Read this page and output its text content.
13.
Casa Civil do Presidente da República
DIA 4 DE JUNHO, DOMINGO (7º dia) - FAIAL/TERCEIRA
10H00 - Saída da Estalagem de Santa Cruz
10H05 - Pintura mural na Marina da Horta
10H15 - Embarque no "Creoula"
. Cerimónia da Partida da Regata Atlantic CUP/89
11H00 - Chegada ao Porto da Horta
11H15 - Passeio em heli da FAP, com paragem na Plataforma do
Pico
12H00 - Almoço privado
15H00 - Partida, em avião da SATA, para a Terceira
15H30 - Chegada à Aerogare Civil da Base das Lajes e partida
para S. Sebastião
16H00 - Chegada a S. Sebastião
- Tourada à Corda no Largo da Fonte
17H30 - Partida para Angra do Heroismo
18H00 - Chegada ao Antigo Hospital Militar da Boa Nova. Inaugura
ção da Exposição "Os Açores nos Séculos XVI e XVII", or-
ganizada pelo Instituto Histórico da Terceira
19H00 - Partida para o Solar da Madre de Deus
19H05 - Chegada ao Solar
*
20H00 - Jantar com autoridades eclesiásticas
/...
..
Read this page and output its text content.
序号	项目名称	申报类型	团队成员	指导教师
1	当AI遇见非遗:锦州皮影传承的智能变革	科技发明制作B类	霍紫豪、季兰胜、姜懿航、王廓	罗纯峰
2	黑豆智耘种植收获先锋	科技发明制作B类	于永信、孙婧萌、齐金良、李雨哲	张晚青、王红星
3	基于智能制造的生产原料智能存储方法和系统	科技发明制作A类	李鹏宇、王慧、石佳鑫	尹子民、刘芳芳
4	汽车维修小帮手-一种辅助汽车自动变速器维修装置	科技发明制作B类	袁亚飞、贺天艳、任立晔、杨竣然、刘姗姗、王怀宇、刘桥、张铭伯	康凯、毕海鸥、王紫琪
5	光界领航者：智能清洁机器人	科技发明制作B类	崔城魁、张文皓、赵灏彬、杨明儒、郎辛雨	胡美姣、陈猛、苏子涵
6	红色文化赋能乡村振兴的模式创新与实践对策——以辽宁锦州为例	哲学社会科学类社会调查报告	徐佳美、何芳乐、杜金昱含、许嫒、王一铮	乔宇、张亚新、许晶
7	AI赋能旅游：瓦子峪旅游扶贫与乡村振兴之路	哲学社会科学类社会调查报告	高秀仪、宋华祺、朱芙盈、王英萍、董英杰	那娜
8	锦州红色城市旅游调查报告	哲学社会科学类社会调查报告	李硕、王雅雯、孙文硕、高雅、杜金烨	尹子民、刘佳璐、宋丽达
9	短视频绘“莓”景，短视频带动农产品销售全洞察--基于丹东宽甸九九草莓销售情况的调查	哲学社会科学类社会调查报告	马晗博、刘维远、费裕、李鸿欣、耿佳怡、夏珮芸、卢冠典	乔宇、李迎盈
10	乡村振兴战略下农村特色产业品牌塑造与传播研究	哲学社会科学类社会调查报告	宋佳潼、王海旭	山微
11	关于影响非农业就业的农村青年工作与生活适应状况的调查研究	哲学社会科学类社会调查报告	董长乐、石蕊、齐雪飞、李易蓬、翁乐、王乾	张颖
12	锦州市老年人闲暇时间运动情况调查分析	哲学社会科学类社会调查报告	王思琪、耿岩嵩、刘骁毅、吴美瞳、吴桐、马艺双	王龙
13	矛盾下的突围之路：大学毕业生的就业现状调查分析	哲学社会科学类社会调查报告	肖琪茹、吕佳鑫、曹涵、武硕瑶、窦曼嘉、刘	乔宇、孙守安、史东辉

+ + + + + + +

What the exercise asks: Output the records above in their entirety, exactly.

Task result:
Read this page and output its text content.
13.
Casa Civil do Presidente da República
DIA 4 DE JUNHO, DOMINGO (7º dia) - FAIAL/TERCEIRA
10H00 - Saída da Estalagem de Santa Cruz
10H05 - Pintura mural na Marina da Horta
10H15 - Embarque no "Creoula"
. Cerimónia da Partida da Regata Atlantic CUP/89
11H00 - Chegada ao Porto da Horta
11H15 - Passeio em heli da FAP, com paragem na Plataforma do
Pico
12H00 - Almoço privado
15H00 - Partida, em avião da SATA, para a Terceira
15H30 - Chegada à Aerogare Civil da Base das Lajes e partida
para S. Sebastião
16H00 - Chegada a S. Sebastião
- Tourada à Corda no Largo da Fonte
17H30 - Partida para Angra do Heroismo
18H00 - Chegada ao Antigo Hospital Militar da Boa Nova. Inaugura
ção da Exposição "Os Açores nos Séculos XVI e XVII", or-
ganizada pelo Instituto Histórico da Terceira
19H00 - Partida para o Solar da Madre de Deus
19H05 - Chegada ao Solar
*
20H00 - Jantar com autoridades eclesiásticas
/...
..
Read this page and output its text content.
序号	项目名称	申报类型	团队成员	指导教师
1	当AI遇见非遗:锦州皮影传承的智能变革	科技发明制作B类	霍紫豪、季兰胜、姜懿航、王廓	罗纯峰
2	黑豆智耘种植收获先锋	科技发明制作B类	于永信、孙婧萌、齐金良、李雨哲	张晚青、王红星
3	基于智能制造的生产原料智能存储方法和系统	科技发明制作A类	李鹏宇、王慧、石佳鑫	尹子民、刘芳芳
4	汽车维修小帮手-一种辅助汽车自动变速器维修装置	科技发明制作B类	袁亚飞、贺天艳、任立晔、杨竣然、刘姗姗、王怀宇、刘桥、张铭伯	康凯、毕海鸥、王紫琪
5	光界领航者：智能清洁机器人	科技发明制作B类	崔城魁、张文皓、赵灏彬、杨明儒、郎辛雨	胡美姣、陈猛、苏子涵
6	红色文化赋能乡村振兴的模式创新与实践对策——以辽宁锦州为例	哲学社会科学类社会调查报告	徐佳美、何芳乐、杜金昱含、许嫒、王一铮	乔宇、张亚新、许晶
7	AI赋能旅游：瓦子峪旅游扶贫与乡村振兴之路	哲学社会科学类社会调查报告	高秀仪、宋华祺、朱芙盈、王英萍、董英杰	那娜
8	锦州红色城市旅游调查报告	哲学社会科学类社会调查报告	李硕、王雅雯、孙文硕、高雅、杜金烨	尹子民、刘佳璐、宋丽达
9	短视频绘“莓”景，短视频带动农产品销售全洞察--基于丹东宽甸九九草莓销售情况的调查	哲学社会科学类社会调查报告	马晗博、刘维远、费裕、李鸿欣、耿佳怡、夏珮芸、卢冠典	乔宇、李迎盈
10	乡村振兴战略下农村特色产业品牌塑造与传播研究	哲学社会科学类社会调查报告	宋佳潼、王海旭	山微
11	关于影响非农业就业的农村青年工作与生活适应状况的调查研究	哲学社会科学类社会调查报告	董长乐、石蕊、齐雪飞、李易蓬、翁乐、王乾	张颖
12	锦州市老年人闲暇时间运动情况调查分析	哲学社会科学类社会调查报告	王思琪、耿岩嵩、刘骁毅、吴美瞳、吴桐、马艺双	王龙
13	矛盾下的突围之路：大学毕业生的就业现状调查分析	哲学社会科学类社会调查报告	肖琪茹、吕佳鑫、曹涵、武硕瑶、窦曼嘉、刘	乔宇、孙守安、史东辉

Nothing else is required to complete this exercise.